— Challenge —
Locate each line of the material that contains "from", then return it.

Stored dataset items:

________________

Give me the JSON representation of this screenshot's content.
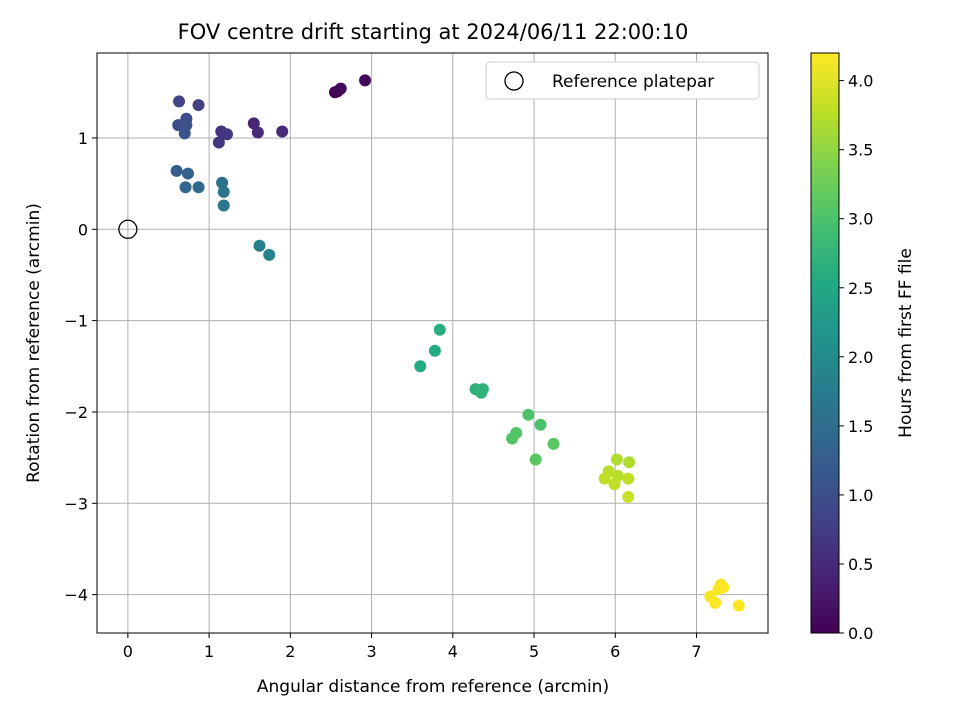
{
  "chart_data": {
    "type": "scatter",
    "title": "FOV centre drift starting at 2024/06/11 22:00:10",
    "xlabel": "Angular distance from reference (arcmin)",
    "ylabel": "Rotation from reference (arcmin)",
    "xlim": [
      -0.38,
      7.88
    ],
    "ylim": [
      -4.42,
      1.93
    ],
    "xticks": [
      0,
      1,
      2,
      3,
      4,
      5,
      6,
      7
    ],
    "yticks": [
      -4,
      -3,
      -2,
      -1,
      0,
      1
    ],
    "grid": true,
    "legend": {
      "position": "top-right",
      "entries": [
        "Reference platepar"
      ]
    },
    "reference_point": {
      "x": 0,
      "y": 0,
      "label": "Reference platepar"
    },
    "colorbar": {
      "label": "Hours from first FF file",
      "range": [
        0.0,
        4.2
      ],
      "ticks": [
        "0.0",
        "0.5",
        "1.0",
        "1.5",
        "2.0",
        "2.5",
        "3.0",
        "3.5",
        "4.0"
      ],
      "colormap": "viridis"
    },
    "series": [
      {
        "points": [
          {
            "x": 2.55,
            "y": 1.5,
            "c": 0.0
          },
          {
            "x": 2.58,
            "y": 1.51,
            "c": 0.03
          },
          {
            "x": 2.62,
            "y": 1.54,
            "c": 0.06
          },
          {
            "x": 2.92,
            "y": 1.63,
            "c": 0.1
          },
          {
            "x": 1.55,
            "y": 1.16,
            "c": 0.45
          },
          {
            "x": 1.6,
            "y": 1.06,
            "c": 0.5
          },
          {
            "x": 1.9,
            "y": 1.07,
            "c": 0.5
          },
          {
            "x": 1.15,
            "y": 1.07,
            "c": 0.6
          },
          {
            "x": 1.22,
            "y": 1.04,
            "c": 0.65
          },
          {
            "x": 1.12,
            "y": 0.95,
            "c": 0.7
          },
          {
            "x": 0.87,
            "y": 1.36,
            "c": 0.8
          },
          {
            "x": 0.63,
            "y": 1.4,
            "c": 0.85
          },
          {
            "x": 0.72,
            "y": 1.21,
            "c": 0.95
          },
          {
            "x": 0.62,
            "y": 1.14,
            "c": 1.0
          },
          {
            "x": 0.72,
            "y": 1.14,
            "c": 1.05
          },
          {
            "x": 0.7,
            "y": 1.05,
            "c": 1.1
          },
          {
            "x": 0.6,
            "y": 0.64,
            "c": 1.25
          },
          {
            "x": 0.74,
            "y": 0.61,
            "c": 1.3
          },
          {
            "x": 0.71,
            "y": 0.46,
            "c": 1.4
          },
          {
            "x": 0.87,
            "y": 0.46,
            "c": 1.45
          },
          {
            "x": 1.16,
            "y": 0.51,
            "c": 1.55
          },
          {
            "x": 1.18,
            "y": 0.41,
            "c": 1.6
          },
          {
            "x": 1.18,
            "y": 0.26,
            "c": 1.65
          },
          {
            "x": 1.62,
            "y": -0.18,
            "c": 1.8
          },
          {
            "x": 1.74,
            "y": -0.28,
            "c": 1.85
          },
          {
            "x": 3.6,
            "y": -1.5,
            "c": 2.55
          },
          {
            "x": 3.78,
            "y": -1.33,
            "c": 2.55
          },
          {
            "x": 3.84,
            "y": -1.1,
            "c": 2.6
          },
          {
            "x": 4.28,
            "y": -1.75,
            "c": 2.65
          },
          {
            "x": 4.35,
            "y": -1.79,
            "c": 2.7
          },
          {
            "x": 4.37,
            "y": -1.75,
            "c": 2.7
          },
          {
            "x": 4.93,
            "y": -2.03,
            "c": 3.0
          },
          {
            "x": 5.08,
            "y": -2.14,
            "c": 3.0
          },
          {
            "x": 4.78,
            "y": -2.23,
            "c": 3.05
          },
          {
            "x": 4.73,
            "y": -2.29,
            "c": 3.05
          },
          {
            "x": 5.24,
            "y": -2.35,
            "c": 3.1
          },
          {
            "x": 5.02,
            "y": -2.52,
            "c": 3.1
          },
          {
            "x": 6.02,
            "y": -2.52,
            "c": 3.7
          },
          {
            "x": 6.17,
            "y": -2.55,
            "c": 3.7
          },
          {
            "x": 5.92,
            "y": -2.65,
            "c": 3.75
          },
          {
            "x": 6.03,
            "y": -2.7,
            "c": 3.75
          },
          {
            "x": 6.16,
            "y": -2.73,
            "c": 3.8
          },
          {
            "x": 5.87,
            "y": -2.73,
            "c": 3.8
          },
          {
            "x": 5.99,
            "y": -2.79,
            "c": 3.8
          },
          {
            "x": 6.16,
            "y": -2.93,
            "c": 3.85
          },
          {
            "x": 7.17,
            "y": -4.02,
            "c": 4.15
          },
          {
            "x": 7.3,
            "y": -3.89,
            "c": 4.15
          },
          {
            "x": 7.27,
            "y": -3.94,
            "c": 4.18
          },
          {
            "x": 7.33,
            "y": -3.92,
            "c": 4.18
          },
          {
            "x": 7.23,
            "y": -4.09,
            "c": 4.2
          },
          {
            "x": 7.52,
            "y": -4.12,
            "c": 4.2
          }
        ]
      }
    ]
  }
}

________________

— Solution to the exercise —
    "xlabel": "Angular distance from reference (arcmin)",
    "ylabel": "Rotation from reference (arcmin)",
      "label": "Hours from first FF file",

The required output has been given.